-- Task goal --
Count lines holding the word "text". Only the number is wanted.

++++ Data ++++

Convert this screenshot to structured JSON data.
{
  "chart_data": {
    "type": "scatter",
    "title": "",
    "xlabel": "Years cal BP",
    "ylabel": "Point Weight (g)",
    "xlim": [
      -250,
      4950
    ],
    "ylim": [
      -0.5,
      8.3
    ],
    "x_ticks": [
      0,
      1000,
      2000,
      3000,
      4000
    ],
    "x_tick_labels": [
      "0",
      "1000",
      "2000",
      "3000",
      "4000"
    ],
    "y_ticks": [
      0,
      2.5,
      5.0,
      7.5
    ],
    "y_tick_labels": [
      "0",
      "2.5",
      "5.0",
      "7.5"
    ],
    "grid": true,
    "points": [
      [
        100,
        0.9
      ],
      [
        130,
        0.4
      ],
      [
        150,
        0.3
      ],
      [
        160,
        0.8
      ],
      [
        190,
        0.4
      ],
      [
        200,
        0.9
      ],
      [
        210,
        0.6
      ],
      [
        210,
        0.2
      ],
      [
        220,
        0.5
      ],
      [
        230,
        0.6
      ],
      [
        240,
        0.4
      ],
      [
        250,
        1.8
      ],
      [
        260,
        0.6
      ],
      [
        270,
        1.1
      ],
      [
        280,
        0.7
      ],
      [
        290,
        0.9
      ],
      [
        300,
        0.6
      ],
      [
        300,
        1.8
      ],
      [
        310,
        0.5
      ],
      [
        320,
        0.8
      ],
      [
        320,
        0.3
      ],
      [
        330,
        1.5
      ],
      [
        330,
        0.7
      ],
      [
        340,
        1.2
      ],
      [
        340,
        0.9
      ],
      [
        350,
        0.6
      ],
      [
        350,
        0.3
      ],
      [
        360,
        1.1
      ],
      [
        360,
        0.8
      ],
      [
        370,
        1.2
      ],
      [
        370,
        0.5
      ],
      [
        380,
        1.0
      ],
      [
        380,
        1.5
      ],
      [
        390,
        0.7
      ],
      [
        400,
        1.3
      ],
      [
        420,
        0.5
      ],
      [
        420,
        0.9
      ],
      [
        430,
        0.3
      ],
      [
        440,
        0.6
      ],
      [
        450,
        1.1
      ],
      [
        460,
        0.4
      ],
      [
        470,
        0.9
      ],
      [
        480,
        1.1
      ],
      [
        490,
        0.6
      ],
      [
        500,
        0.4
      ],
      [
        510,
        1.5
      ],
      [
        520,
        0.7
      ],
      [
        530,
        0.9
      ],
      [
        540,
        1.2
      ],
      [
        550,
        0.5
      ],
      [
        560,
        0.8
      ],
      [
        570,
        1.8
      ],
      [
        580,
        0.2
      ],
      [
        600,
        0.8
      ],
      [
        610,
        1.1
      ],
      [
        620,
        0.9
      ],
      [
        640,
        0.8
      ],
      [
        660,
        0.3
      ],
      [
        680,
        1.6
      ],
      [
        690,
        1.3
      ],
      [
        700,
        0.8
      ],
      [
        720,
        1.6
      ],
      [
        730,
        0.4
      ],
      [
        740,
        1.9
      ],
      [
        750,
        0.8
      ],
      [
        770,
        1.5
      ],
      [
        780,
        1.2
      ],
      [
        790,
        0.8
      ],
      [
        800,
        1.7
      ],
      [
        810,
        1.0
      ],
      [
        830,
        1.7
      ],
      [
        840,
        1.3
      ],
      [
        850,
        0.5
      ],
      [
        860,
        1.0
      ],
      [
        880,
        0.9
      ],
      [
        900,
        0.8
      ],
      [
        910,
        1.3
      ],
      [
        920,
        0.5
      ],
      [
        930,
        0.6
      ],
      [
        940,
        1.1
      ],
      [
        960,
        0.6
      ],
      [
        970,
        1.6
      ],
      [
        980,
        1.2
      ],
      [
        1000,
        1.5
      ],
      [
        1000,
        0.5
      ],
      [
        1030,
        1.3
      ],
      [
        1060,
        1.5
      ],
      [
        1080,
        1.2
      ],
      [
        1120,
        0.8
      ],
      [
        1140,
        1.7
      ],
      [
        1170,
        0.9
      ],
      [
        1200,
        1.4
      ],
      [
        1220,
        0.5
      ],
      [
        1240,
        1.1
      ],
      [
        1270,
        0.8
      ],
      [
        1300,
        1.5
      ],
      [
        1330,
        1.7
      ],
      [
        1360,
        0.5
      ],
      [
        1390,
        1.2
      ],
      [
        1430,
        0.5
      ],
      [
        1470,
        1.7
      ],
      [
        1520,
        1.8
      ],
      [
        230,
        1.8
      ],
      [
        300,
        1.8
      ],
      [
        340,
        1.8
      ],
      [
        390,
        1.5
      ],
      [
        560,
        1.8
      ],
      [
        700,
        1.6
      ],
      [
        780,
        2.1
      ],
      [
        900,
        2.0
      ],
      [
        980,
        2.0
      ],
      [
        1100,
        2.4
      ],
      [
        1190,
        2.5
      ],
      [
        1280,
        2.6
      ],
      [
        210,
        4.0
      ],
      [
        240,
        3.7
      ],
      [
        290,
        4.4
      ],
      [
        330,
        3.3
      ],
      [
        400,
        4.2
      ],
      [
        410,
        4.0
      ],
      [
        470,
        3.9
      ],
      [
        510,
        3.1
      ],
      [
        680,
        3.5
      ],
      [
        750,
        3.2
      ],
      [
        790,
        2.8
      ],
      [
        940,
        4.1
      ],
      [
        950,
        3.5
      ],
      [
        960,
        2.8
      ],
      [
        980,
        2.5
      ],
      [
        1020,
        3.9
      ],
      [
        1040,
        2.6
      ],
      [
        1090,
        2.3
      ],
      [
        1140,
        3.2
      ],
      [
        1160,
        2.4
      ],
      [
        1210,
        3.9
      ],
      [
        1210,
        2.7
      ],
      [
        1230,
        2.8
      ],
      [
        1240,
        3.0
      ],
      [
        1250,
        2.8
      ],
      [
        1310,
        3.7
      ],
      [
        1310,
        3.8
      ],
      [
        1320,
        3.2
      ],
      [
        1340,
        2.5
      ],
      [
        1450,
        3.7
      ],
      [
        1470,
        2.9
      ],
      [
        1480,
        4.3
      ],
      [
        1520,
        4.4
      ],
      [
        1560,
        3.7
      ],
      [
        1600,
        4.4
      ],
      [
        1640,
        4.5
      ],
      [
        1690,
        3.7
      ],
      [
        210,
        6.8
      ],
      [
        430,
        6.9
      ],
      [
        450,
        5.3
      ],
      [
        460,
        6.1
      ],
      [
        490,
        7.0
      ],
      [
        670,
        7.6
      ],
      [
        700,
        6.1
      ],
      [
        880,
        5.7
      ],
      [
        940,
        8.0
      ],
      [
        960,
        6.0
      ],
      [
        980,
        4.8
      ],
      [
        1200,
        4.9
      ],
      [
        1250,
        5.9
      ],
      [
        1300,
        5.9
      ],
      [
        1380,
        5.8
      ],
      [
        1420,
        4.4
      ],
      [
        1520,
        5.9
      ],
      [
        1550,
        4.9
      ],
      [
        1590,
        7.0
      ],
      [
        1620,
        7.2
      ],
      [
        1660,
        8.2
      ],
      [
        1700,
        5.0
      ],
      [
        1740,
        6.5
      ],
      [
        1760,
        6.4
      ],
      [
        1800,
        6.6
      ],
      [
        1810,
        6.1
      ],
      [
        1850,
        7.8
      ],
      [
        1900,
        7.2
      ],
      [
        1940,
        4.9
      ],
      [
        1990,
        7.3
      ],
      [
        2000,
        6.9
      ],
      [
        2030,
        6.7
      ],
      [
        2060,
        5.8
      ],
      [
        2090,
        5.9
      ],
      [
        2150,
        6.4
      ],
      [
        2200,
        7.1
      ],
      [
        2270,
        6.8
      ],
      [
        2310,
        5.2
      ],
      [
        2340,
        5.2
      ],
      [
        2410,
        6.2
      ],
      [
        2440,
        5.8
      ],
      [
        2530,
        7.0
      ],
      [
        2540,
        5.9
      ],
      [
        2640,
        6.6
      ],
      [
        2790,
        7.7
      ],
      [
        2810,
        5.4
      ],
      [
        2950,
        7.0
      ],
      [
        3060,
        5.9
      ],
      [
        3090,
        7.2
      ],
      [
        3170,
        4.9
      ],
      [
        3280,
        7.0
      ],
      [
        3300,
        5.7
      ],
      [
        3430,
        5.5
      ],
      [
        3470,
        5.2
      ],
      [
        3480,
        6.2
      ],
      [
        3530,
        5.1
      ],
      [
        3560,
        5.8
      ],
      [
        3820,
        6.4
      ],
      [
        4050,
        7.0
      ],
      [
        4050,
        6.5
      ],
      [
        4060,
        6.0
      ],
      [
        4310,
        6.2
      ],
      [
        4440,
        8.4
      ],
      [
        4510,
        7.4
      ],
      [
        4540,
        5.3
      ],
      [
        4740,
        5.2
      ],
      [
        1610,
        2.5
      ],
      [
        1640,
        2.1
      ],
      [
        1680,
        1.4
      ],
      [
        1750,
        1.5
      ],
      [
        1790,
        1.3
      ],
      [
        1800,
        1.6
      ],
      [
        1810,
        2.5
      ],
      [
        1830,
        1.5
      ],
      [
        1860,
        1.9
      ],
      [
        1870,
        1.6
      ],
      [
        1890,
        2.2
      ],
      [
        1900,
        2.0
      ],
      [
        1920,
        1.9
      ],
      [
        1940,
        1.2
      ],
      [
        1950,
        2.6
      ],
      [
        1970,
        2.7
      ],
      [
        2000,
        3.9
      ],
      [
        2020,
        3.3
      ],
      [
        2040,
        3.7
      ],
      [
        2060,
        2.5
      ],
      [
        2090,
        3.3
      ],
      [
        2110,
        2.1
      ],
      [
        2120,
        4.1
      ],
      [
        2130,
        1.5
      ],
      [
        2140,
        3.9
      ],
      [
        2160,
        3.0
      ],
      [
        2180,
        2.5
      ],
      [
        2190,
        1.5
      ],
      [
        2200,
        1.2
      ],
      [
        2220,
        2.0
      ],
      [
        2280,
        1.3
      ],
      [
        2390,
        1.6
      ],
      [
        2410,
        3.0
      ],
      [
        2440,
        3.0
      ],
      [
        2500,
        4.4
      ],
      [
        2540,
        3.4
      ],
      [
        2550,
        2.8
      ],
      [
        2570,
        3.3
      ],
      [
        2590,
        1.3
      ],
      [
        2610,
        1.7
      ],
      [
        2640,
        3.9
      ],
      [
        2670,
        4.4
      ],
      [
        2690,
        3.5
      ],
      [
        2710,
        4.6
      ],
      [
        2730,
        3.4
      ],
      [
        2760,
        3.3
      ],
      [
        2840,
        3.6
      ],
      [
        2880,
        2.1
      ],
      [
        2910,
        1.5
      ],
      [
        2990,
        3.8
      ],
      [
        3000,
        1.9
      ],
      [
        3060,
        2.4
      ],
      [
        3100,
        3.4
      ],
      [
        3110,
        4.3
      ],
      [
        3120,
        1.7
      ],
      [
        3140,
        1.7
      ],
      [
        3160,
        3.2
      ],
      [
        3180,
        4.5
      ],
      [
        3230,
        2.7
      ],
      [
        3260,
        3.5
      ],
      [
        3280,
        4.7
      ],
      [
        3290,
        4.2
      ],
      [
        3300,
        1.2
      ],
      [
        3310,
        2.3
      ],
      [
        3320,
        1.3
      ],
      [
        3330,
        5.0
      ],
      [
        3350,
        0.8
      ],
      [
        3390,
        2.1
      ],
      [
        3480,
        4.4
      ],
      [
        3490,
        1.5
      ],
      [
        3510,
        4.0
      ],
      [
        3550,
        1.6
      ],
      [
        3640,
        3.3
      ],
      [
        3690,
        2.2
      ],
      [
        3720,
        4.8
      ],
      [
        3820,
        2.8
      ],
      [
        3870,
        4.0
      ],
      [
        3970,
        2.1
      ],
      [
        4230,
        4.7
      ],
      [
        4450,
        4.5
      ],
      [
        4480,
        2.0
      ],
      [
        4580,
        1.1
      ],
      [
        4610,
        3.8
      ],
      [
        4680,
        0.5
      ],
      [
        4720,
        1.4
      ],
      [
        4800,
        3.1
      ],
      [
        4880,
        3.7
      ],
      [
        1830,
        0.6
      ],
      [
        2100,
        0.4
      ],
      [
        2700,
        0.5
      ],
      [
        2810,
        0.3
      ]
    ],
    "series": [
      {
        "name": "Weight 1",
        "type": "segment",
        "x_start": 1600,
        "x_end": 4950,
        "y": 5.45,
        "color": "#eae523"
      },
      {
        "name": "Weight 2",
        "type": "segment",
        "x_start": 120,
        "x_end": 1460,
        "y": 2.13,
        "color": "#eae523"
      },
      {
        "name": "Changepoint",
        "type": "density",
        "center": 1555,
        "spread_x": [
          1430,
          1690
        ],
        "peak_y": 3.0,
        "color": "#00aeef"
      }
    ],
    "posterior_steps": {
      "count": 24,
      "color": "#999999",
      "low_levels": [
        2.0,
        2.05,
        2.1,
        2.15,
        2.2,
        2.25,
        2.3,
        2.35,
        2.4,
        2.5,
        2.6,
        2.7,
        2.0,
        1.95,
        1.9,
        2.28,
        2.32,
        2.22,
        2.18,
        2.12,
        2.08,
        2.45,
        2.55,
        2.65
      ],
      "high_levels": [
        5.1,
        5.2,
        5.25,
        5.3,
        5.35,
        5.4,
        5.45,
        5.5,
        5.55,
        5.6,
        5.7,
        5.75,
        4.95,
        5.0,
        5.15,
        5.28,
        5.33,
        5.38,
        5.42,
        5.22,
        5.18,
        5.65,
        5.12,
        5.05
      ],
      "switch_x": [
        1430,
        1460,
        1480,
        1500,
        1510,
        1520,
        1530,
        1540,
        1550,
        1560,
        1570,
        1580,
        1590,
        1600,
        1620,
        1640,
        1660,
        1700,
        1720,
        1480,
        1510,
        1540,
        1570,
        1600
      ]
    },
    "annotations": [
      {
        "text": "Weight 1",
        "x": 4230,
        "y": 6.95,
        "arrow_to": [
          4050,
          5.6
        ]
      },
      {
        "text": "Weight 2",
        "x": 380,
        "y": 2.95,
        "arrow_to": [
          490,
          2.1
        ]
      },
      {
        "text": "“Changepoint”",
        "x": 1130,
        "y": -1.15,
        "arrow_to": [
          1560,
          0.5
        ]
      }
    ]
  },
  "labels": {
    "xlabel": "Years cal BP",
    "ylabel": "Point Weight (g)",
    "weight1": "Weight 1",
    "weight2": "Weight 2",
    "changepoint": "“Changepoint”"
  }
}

++++

-- Problem solution --
3